▶ Provided material:
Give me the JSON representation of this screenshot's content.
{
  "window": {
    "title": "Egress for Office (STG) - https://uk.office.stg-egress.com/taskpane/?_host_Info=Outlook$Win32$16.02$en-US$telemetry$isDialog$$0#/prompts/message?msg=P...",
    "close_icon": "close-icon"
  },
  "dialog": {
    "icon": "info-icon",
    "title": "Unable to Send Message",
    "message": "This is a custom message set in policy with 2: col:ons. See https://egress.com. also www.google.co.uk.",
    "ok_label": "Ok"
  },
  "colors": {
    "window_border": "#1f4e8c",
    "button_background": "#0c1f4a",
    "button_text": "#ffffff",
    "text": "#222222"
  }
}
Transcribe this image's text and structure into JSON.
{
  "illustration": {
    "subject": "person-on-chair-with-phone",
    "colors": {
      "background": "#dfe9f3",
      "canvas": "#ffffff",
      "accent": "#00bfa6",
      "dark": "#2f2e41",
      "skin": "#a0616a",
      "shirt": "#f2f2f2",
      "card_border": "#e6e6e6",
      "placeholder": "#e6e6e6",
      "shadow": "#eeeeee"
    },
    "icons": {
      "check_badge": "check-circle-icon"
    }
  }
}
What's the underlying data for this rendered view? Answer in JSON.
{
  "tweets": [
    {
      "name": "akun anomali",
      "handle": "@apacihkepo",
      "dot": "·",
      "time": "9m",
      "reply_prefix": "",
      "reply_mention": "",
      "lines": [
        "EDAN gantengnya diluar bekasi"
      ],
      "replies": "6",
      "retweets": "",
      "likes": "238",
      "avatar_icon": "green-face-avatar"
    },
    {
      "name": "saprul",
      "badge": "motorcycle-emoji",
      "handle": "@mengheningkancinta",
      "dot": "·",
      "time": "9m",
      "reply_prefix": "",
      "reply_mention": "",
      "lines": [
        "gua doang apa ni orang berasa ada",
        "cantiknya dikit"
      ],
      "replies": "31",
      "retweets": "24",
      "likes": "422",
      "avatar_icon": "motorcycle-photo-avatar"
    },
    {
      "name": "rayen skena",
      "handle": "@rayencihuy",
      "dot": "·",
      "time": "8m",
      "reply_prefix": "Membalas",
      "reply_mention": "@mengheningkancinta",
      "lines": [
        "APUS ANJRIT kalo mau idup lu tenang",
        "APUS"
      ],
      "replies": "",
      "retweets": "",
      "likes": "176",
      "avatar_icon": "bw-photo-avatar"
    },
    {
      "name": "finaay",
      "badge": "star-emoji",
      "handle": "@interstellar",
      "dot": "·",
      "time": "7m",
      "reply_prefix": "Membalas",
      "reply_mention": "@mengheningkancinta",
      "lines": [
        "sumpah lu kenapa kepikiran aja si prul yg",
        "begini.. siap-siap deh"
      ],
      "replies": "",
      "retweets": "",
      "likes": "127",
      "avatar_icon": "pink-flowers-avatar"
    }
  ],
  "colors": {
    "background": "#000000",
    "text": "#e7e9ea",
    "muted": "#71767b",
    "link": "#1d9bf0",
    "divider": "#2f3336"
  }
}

▶ Given problem:
Using the listing above, pick out each line that contains the word "name", then copy it.

▶ Written response:
      "name": "akun anomali",
      "name": "saprul",
      "name": "rayen skena",
      "name": "finaay",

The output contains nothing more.